═══ Listing
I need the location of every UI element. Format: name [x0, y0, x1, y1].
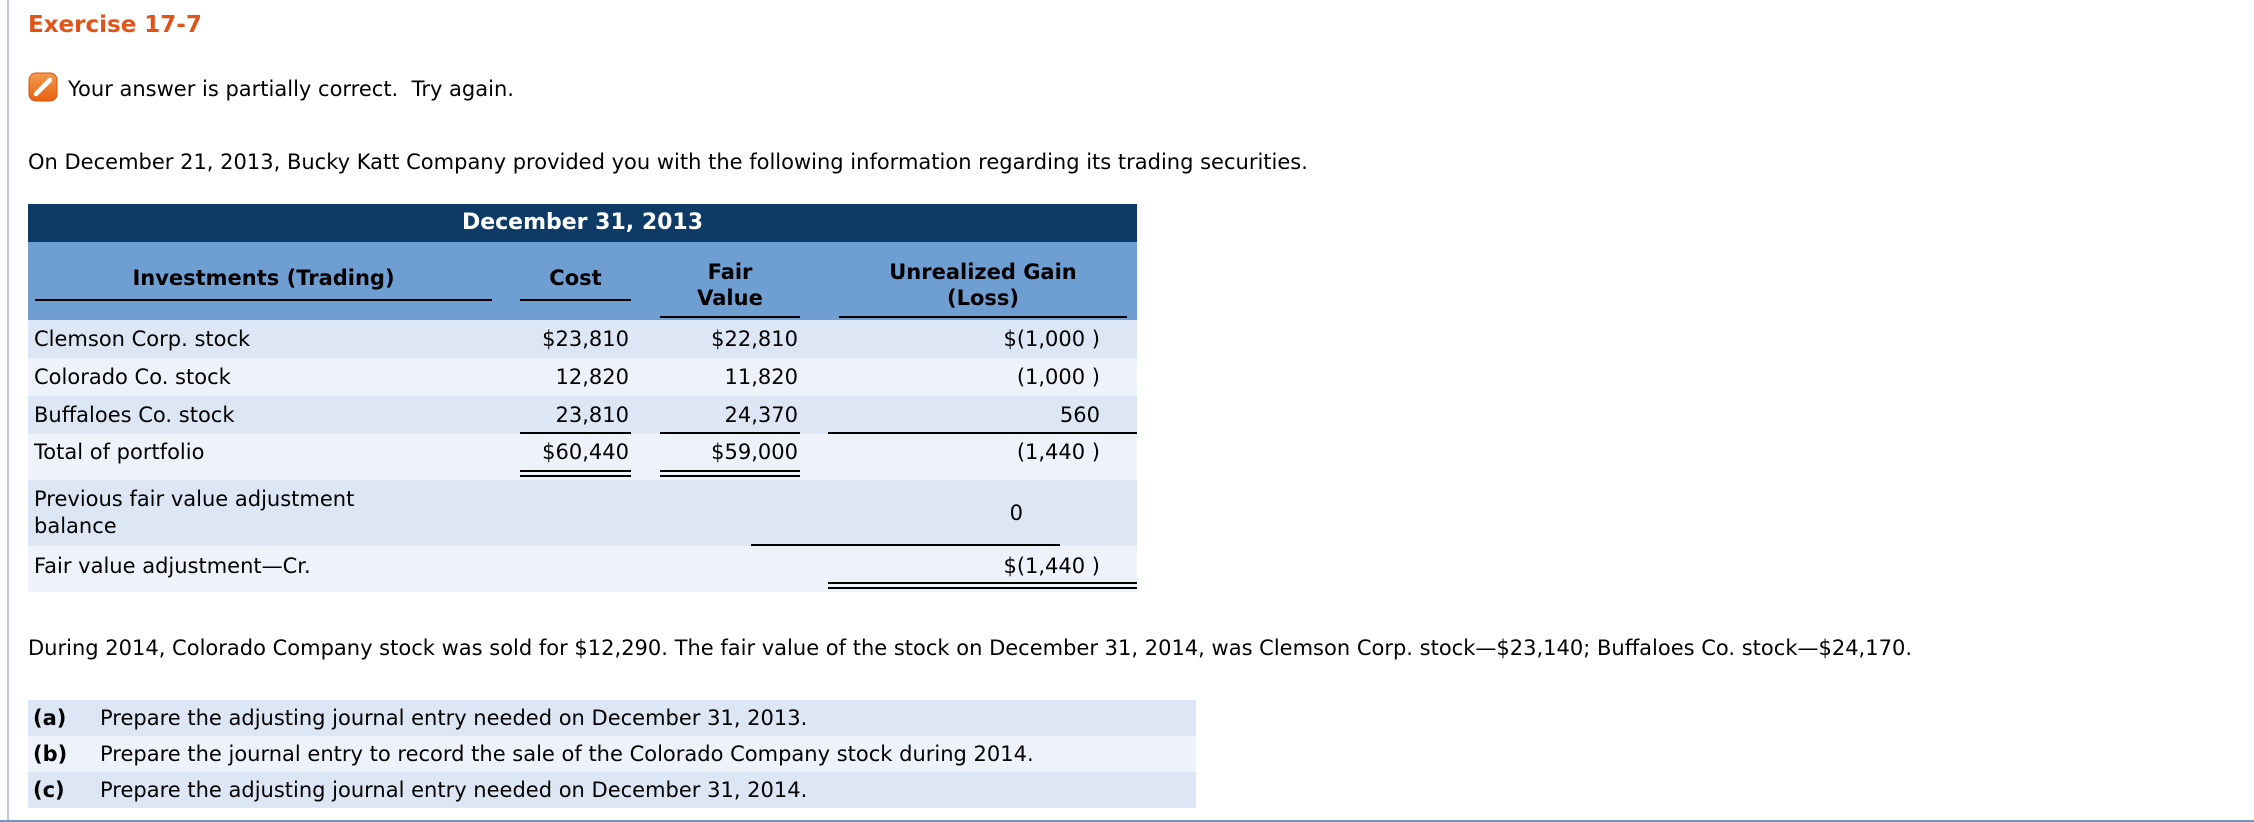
task-row-a: (a) Prepare the adjusting journal entry …: [28, 700, 1196, 736]
table-caption: December 31, 2013: [28, 204, 1137, 242]
task-row-c: (c) Prepare the adjusting journal entry …: [28, 772, 1196, 808]
gain-value: (1,000 ): [1016, 365, 1100, 389]
feedback-text: Your answer is partially correct. Try ag…: [68, 77, 514, 101]
feedback-banner: Your answer is partially correct. Try ag…: [28, 72, 2254, 106]
row-label: Buffaloes Co. stock: [34, 403, 235, 427]
task-text: Prepare the adjusting journal entry need…: [100, 778, 808, 802]
narrative-paragraph: During 2014, Colorado Company stock was …: [28, 636, 1912, 660]
row-label: Fair value adjustment—Cr.: [34, 554, 311, 578]
table-row-clemson: Clemson Corp. stock $23,810 $22,810 $(1,…: [28, 320, 1137, 358]
gain-value: (1,440 ): [1016, 440, 1100, 464]
task-id: (a): [33, 706, 67, 730]
row-label: Previous fair value adjustment balance: [34, 487, 355, 538]
task-id: (c): [33, 778, 65, 802]
fair-value: 11,820: [724, 365, 798, 389]
page-left-border: [7, 0, 9, 822]
fair-value: [563, 480, 733, 546]
task-text: Prepare the journal entry to record the …: [100, 742, 1034, 766]
gain-value: 0: [733, 480, 1060, 546]
fair-value: $22,810: [711, 327, 798, 351]
cost-value: [505, 546, 640, 592]
gain-value: $(1,440 ): [810, 546, 1137, 592]
table-row-colorado: Colorado Co. stock 12,820 11,820 (1,000 …: [28, 358, 1137, 396]
row-label: Clemson Corp. stock: [34, 327, 251, 351]
gain-value: 560: [810, 396, 1137, 434]
gain-value: $(1,000 ): [1003, 327, 1100, 351]
cost-value: 12,820: [555, 365, 629, 389]
row-label: Total of portfolio: [34, 440, 205, 464]
cost-value: $23,810: [542, 327, 629, 351]
cost-value: $60,440: [505, 434, 640, 480]
page-title: Exercise 17-7: [28, 12, 202, 38]
row-label: Colorado Co. stock: [34, 365, 231, 389]
table-row-total: Total of portfolio $60,440 $59,000 (1,44…: [28, 434, 1137, 480]
intro-paragraph: On December 21, 2013, Bucky Katt Company…: [28, 150, 1308, 174]
header-unrealized-gain: Unrealized Gain (Loss): [810, 259, 1137, 320]
task-text: Prepare the adjusting journal entry need…: [100, 706, 808, 730]
securities-table: December 31, 2013 Investments (Trading) …: [28, 204, 1137, 592]
task-id: (b): [33, 742, 68, 766]
table-row-buffaloes: Buffaloes Co. stock 23,810 24,370 560: [28, 396, 1137, 434]
fair-value: 24,370: [640, 396, 810, 434]
task-list: (a) Prepare the adjusting journal entry …: [28, 700, 1196, 808]
pencil-partially-correct-icon: [28, 72, 58, 106]
task-row-b: (b) Prepare the journal entry to record …: [28, 736, 1196, 772]
cost-value: [428, 480, 563, 546]
header-cost: Cost: [505, 265, 640, 320]
fair-value: $59,000: [640, 434, 810, 480]
table-row-fair-value-adjustment: Fair value adjustment—Cr. $(1,440 ): [28, 546, 1137, 592]
fair-value: [640, 546, 810, 592]
table-header-row: Investments (Trading) Cost Fair Value Un…: [28, 242, 1137, 320]
header-investments: Investments (Trading): [28, 265, 505, 320]
cost-value: 23,810: [505, 396, 640, 434]
table-row-previous-balance: Previous fair value adjustment balance 0: [28, 480, 1137, 546]
page-bottom-border: [0, 820, 2254, 822]
header-fair-value: Fair Value: [640, 259, 810, 320]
══════
== Stated task ==
Copy the listing above word for word, beginning at the line that contains "task-row-a: (a) Prepare" and ending after the line that contains "cost-value: [505, 546, 640, 592]".

== Right answer ==
task-row-a: (a) Prepare the adjusting journal entry …: [28, 700, 1196, 736]
table-caption: December 31, 2013: [28, 204, 1137, 242]
task-row-c: (c) Prepare the adjusting journal entry …: [28, 772, 1196, 808]
gain-value: (1,000 ): [1016, 365, 1100, 389]
feedback-text: Your answer is partially correct. Try ag…: [68, 77, 514, 101]
feedback-banner: Your answer is partially correct. Try ag…: [28, 72, 2254, 106]
row-label: Buffaloes Co. stock: [34, 403, 235, 427]
task-text: Prepare the adjusting journal entry need…: [100, 778, 808, 802]
narrative-paragraph: During 2014, Colorado Company stock was …: [28, 636, 1912, 660]
row-label: Fair value adjustment—Cr.: [34, 554, 311, 578]
table-row-clemson: Clemson Corp. stock $23,810 $22,810 $(1,…: [28, 320, 1137, 358]
gain-value: (1,440 ): [1016, 440, 1100, 464]
task-id: (a): [33, 706, 67, 730]
row-label: Previous fair value adjustment balance: [34, 487, 355, 538]
task-id: (c): [33, 778, 65, 802]
fair-value: 11,820: [724, 365, 798, 389]
page-left-border: [7, 0, 9, 822]
fair-value: [563, 480, 733, 546]
task-text: Prepare the journal entry to record the …: [100, 742, 1034, 766]
gain-value: 0: [733, 480, 1060, 546]
fair-value: $22,810: [711, 327, 798, 351]
cost-value: [505, 546, 640, 592]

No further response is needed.